GIVEN INSTRUCTION |
Below are some records. How many of their lines contain the string "with"? Give the number only.

Saved data entries:
* * *
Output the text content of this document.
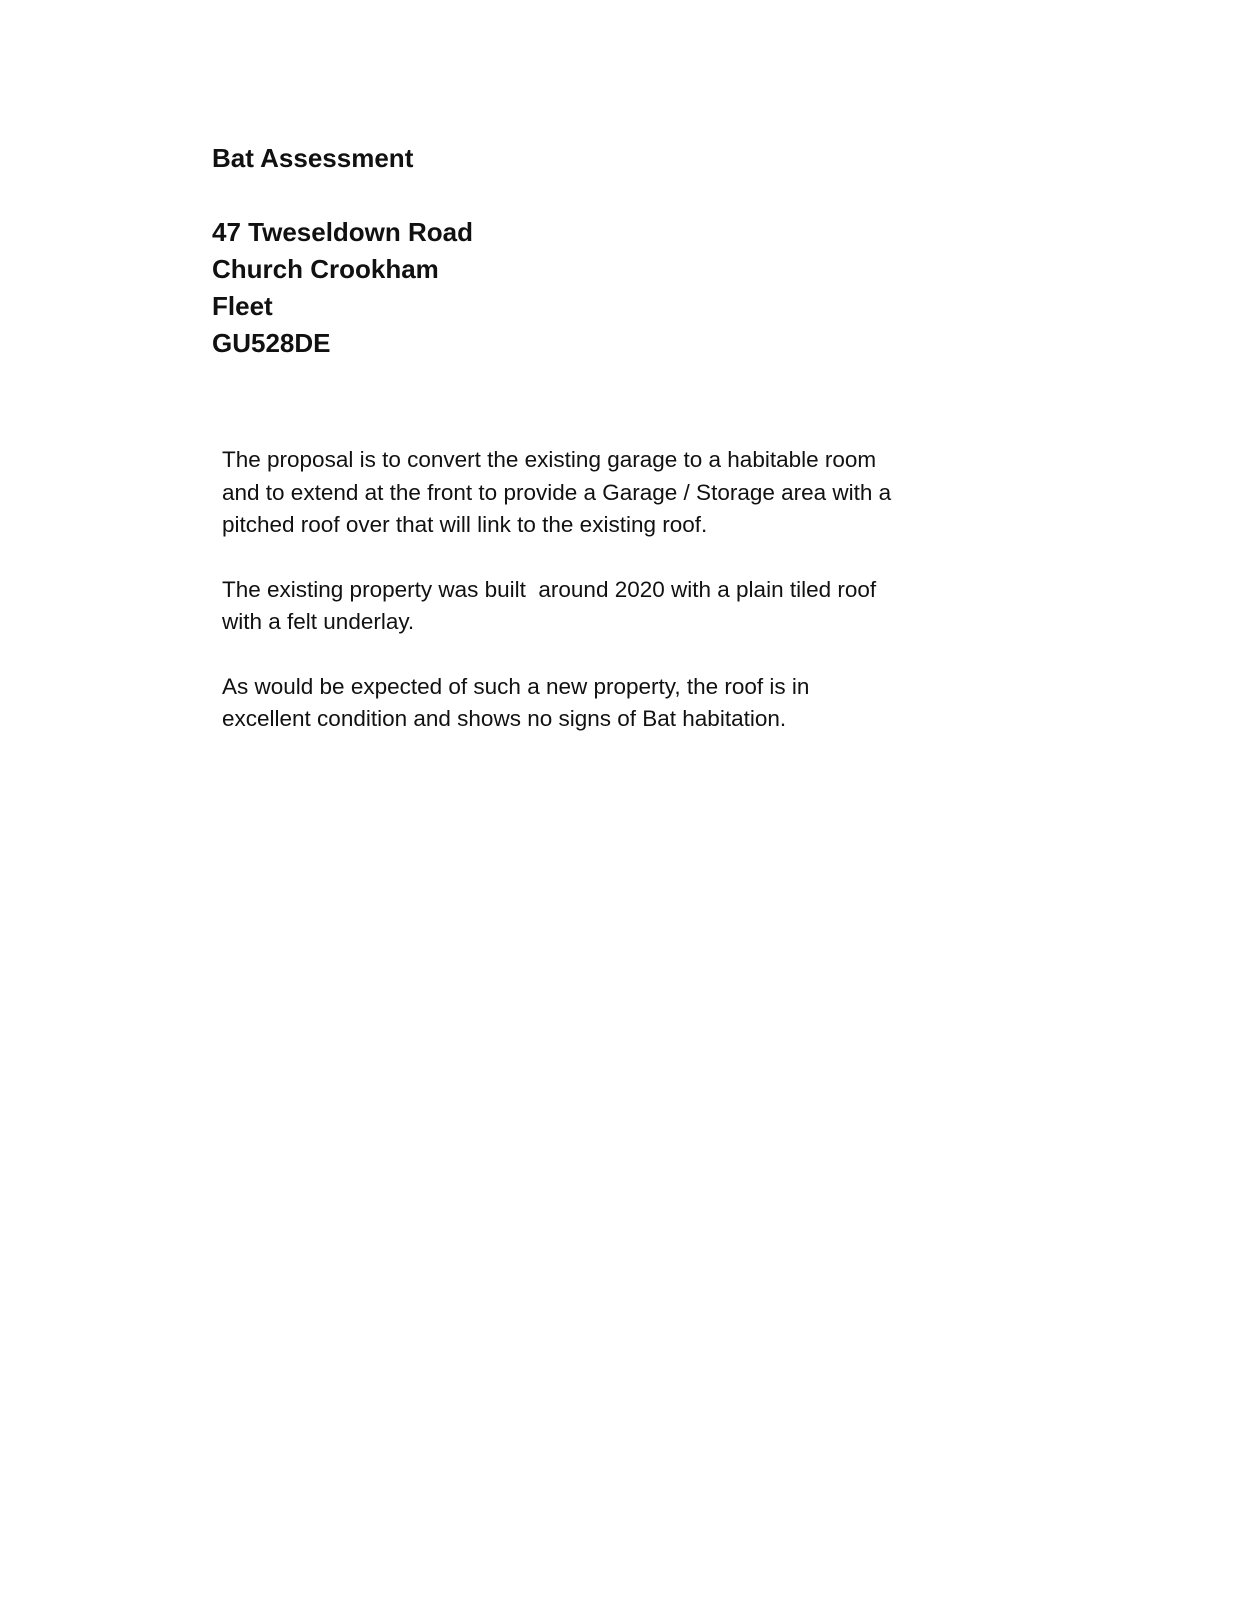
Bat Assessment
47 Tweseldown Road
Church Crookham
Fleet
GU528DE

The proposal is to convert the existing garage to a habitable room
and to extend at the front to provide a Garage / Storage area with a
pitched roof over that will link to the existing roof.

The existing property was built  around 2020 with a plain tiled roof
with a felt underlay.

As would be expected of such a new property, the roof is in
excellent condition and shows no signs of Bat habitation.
* * *
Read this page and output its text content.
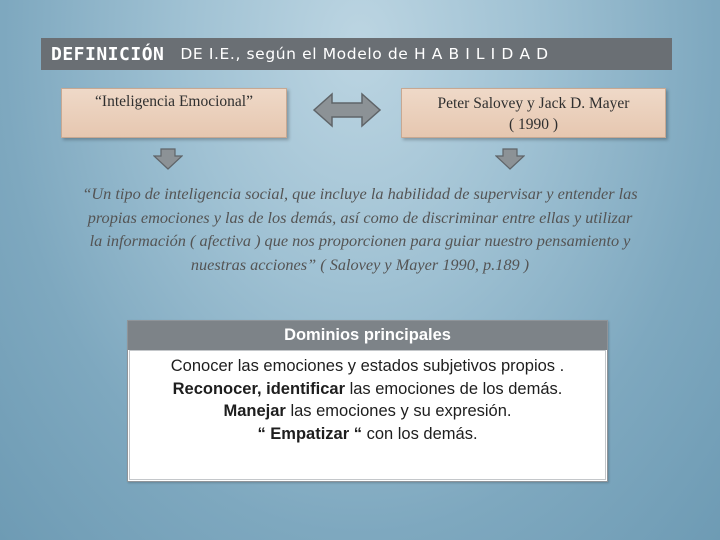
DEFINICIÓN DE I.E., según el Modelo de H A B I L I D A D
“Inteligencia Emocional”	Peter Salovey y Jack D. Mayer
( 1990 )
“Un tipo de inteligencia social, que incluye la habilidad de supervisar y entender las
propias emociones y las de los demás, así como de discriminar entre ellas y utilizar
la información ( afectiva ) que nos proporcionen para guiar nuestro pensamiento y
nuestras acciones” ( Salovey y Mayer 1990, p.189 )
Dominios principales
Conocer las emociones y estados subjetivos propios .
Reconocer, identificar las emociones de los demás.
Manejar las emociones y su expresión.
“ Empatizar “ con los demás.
* * *
THE COMPLETED TASK |
3